# DIRECTION
Gather up the lines that contain "than".

# MATERIALS PROVIDED

--------

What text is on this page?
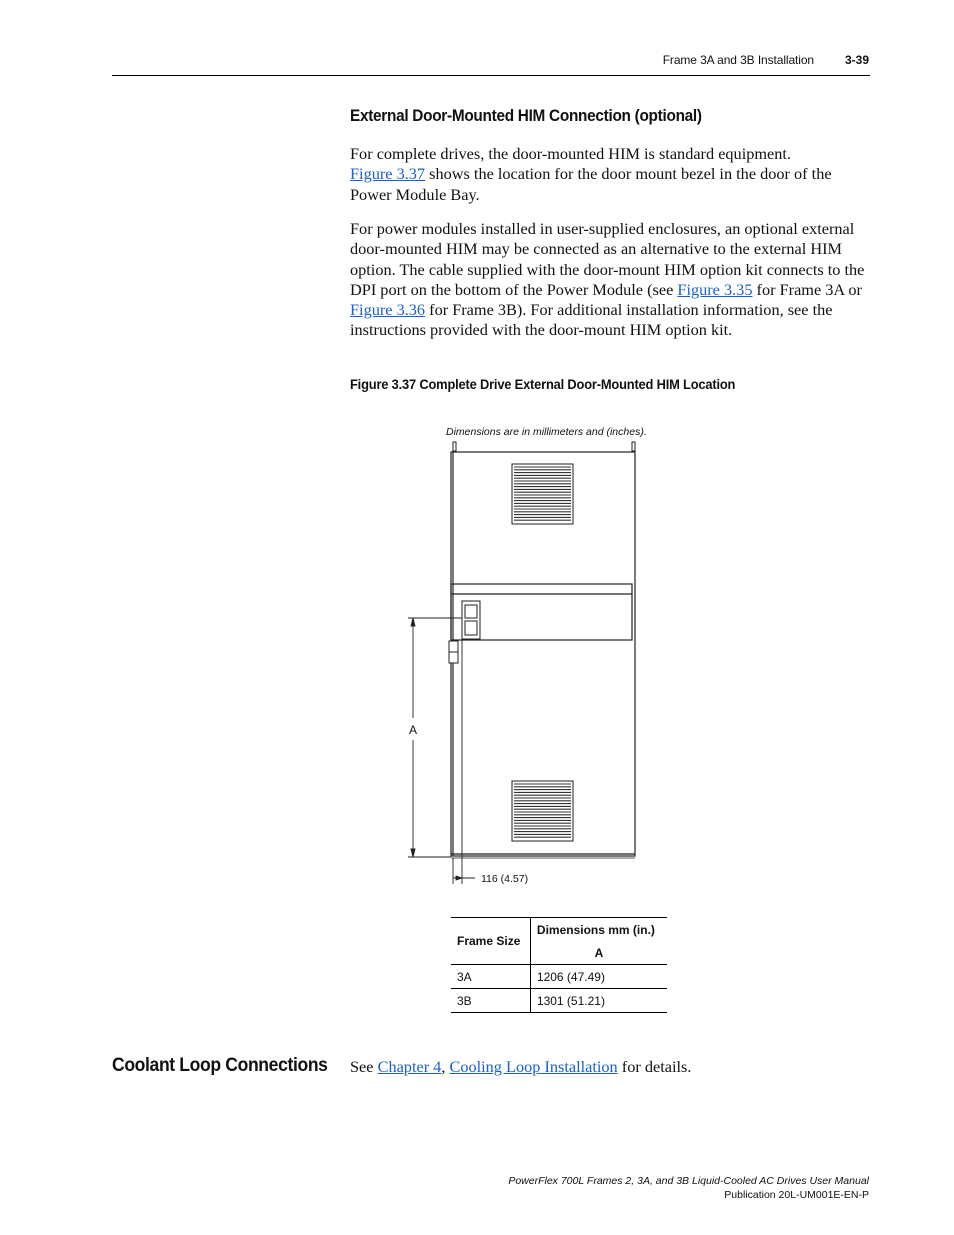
Frame 3A and 3B Installation	3-39
External Door-Mounted HIM Connection (optional)
For complete drives, the door-mounted HIM is standard equipment.
Figure 3.37 shows the location for the door mount bezel in the door of the Power Module Bay.
For power modules installed in user-supplied enclosures, an optional external door-mounted HIM may be connected as an alternative to the external HIM option. The cable supplied with the door-mount HIM option kit connects to the DPI port on the bottom of the Power Module (see Figure 3.35 for Frame 3A or Figure 3.36 for Frame 3B). For additional installation information, see the instructions provided with the door-mount HIM option kit.
Figure 3.37 Complete Drive External Door-Mounted HIM Location
Dimensions are in millimeters and (inches).
A
116 (4.57)
Frame Size	Dimensions mm (in.)
	A
3A	1206 (47.49)
3B	1301 (51.21)
Coolant Loop Connections See Chapter 4, Cooling Loop Installation for details.
PowerFlex 700L Frames 2, 3A, and 3B Liquid-Cooled AC Drives User Manual
Publication 20L-UM001E-EN-P
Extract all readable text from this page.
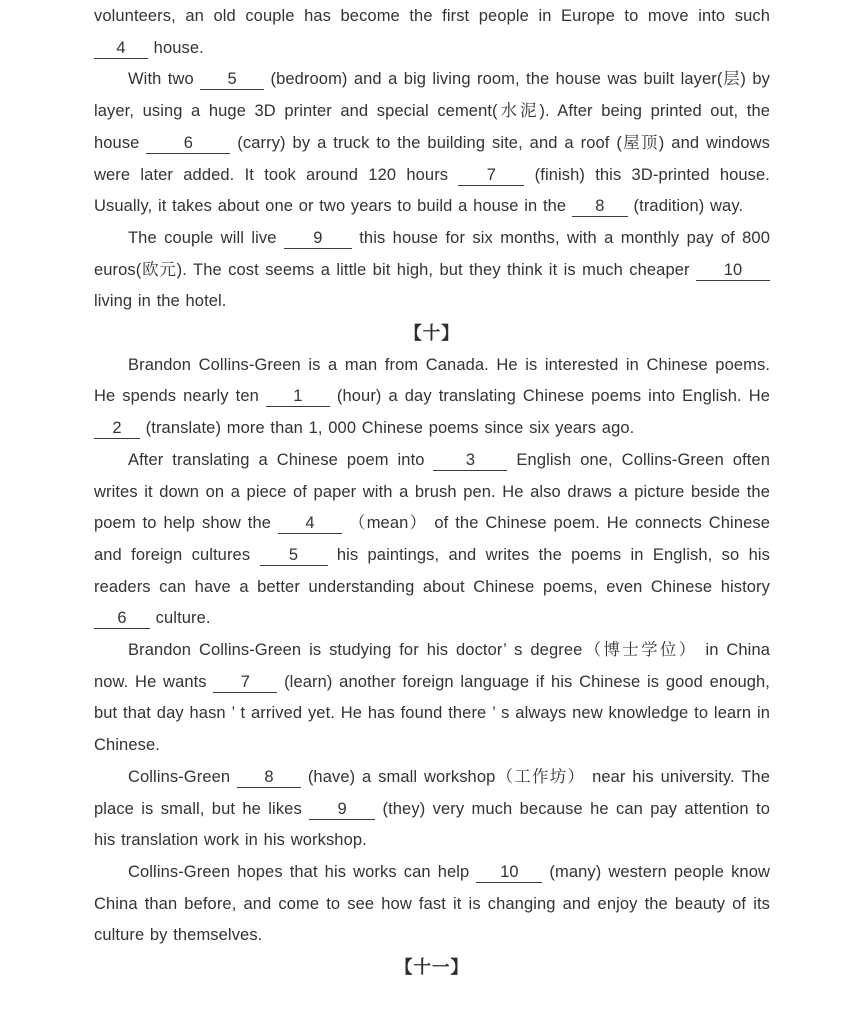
volunteers, an old couple has become the first people in Europe to move into such 4 house.

With two 5 (bedroom) and a big living room, the house was built layer(层) by layer, using a huge 3D printer and special cement(水泥). After being printed out, the house 6 (carry) by a truck to the building site, and a roof (屋顶) and windows were later added. It took around 120 hours 7 (finish) this 3D-printed house. Usually, it takes about one or two years to build a house in the 8 (tradition) way.

The couple will live 9 this house for six months, with a monthly pay of 800 euros(欧元). The cost seems a little bit high, but they think it is much cheaper 10living in the hotel.

【十】

Brandon Collins-Green is a man from Canada. He is interested in Chinese poems. He spends nearly ten 1 (hour) a day translating Chinese poems into English. He 2 (translate) more than 1, 000 Chinese poems since six years ago.

After translating a Chinese poem into 3 English one, Collins-Green often writes it down on a piece of paper with a brush pen. He also draws a picture beside the poem to help show the 4 （mean） of the Chinese poem. He connects Chinese and foreign cultures 5 his paintings, and writes the poems in English, so his readers can have a better understanding about Chinese poems, even Chinese history 6 culture.

Brandon Collins-Green is studying for his doctor’ s degree（博士学位） in China now. He wants 7 (learn) another foreign language if his Chinese is good enough, but that day hasn ’ t arrived yet. He has found there ’ s always new knowledge to learn in Chinese.

Collins-Green 8 (have) a small workshop（工作坊） near his university. The place is small, but he likes 9 (they) very much because he can pay attention to his translation work in his workshop.

Collins-Green hopes that his works can help 10 (many) western people know China than before, and come to see how fast it is changing and enjoy the beauty of its culture by themselves.

【十一】
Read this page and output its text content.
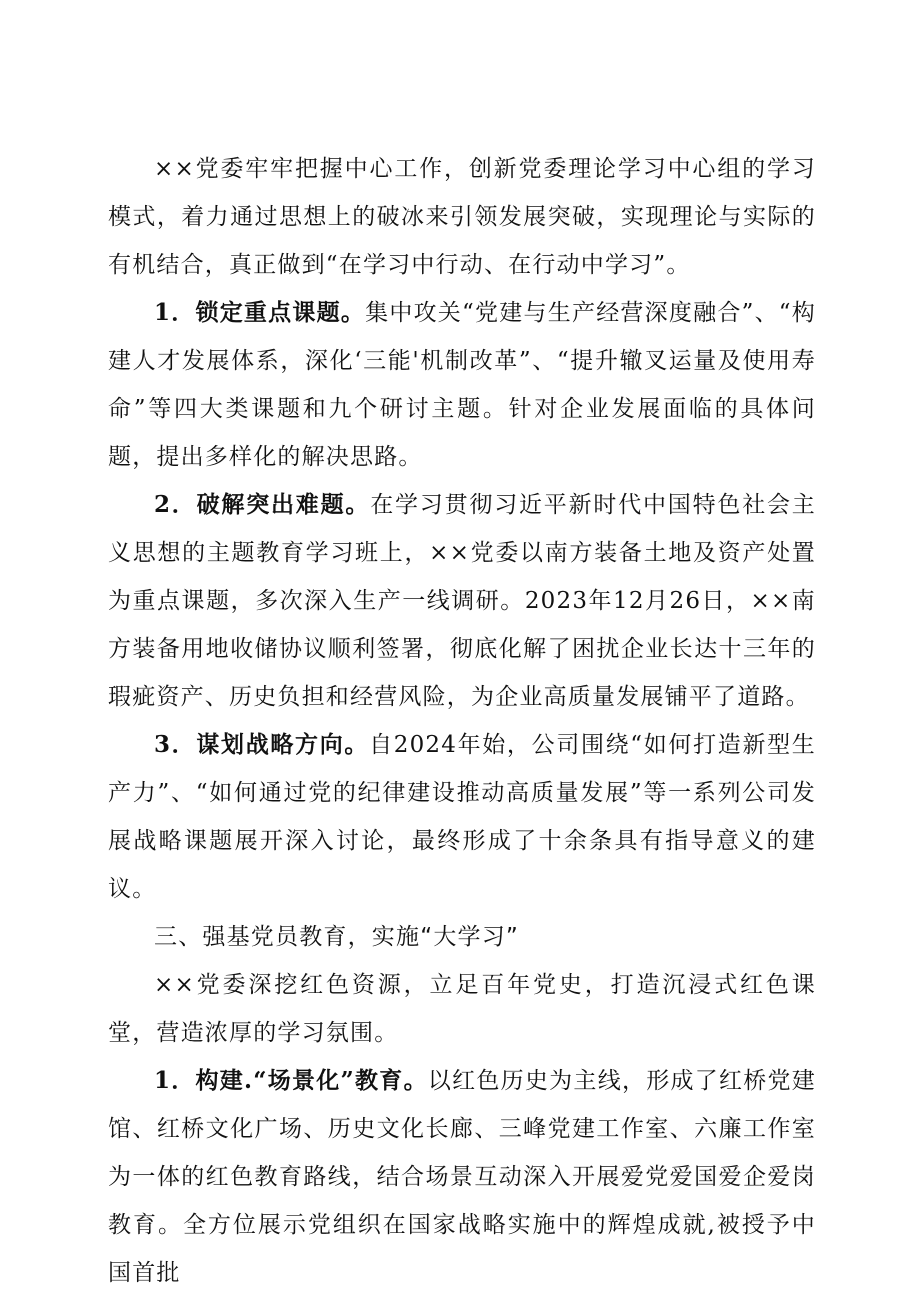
××党委牢牢把握中心工作，创新党委理论学习中心组的学习模式，着力通过思想上的破冰来引领发展突破，实现理论与实际的有机结合，真正做到“在学习中行动、在行动中学习”。

1．锁定重点课题。集中攻关“党建与生产经营深度融合”、“构建人才发展体系，深化‘三能'机制改革”、“提升辙叉运量及使用寿命”等四大类课题和九个研讨主题。针对企业发展面临的具体问题，提出多样化的解决思路。

2．破解突出难题。在学习贯彻习近平新时代中国特色社会主义思想的主题教育学习班上，××党委以南方装备土地及资产处置为重点课题，多次深入生产一线调研。2023年12月26日，××南方装备用地收储协议顺利签署，彻底化解了困扰企业长达十三年的瑕疵资产、历史负担和经营风险，为企业高质量发展铺平了道路。

3．谋划战略方向。自2024年始，公司围绕“如何打造新型生产力”、“如何通过党的纪律建设推动高质量发展”等一系列公司发展战略课题展开深入讨论，最终形成了十余条具有指导意义的建议。

三、强基党员教育，实施“大学习”

××党委深挖红色资源，立足百年党史，打造沉浸式红色课堂，营造浓厚的学习氛围。

1．构建.“场景化”教育。以红色历史为主线，形成了红桥党建馆、红桥文化广场、历史文化长廊、三峰党建工作室、六廉工作室为一体的红色教育路线，结合场景互动深入开展爱党爱国爱企爱岗教育。全方位展示党组织在国家战略实施中的辉煌成就,被授予中国首批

--------

# ANSWER FOR THE TASK
Brandon Collins-Green is a man from Canada. He is interested in Chinese poems. He spends nearly ten 1 (hour) a day translating Chinese poems into English. He 2 (translate) more than 1, 000 Chinese poems since six years ago.
Collins-Green hopes that his works can help 10 (many) western people know China than before, and come to see how fast it is changing and enjoy the beauty of its culture by themselves.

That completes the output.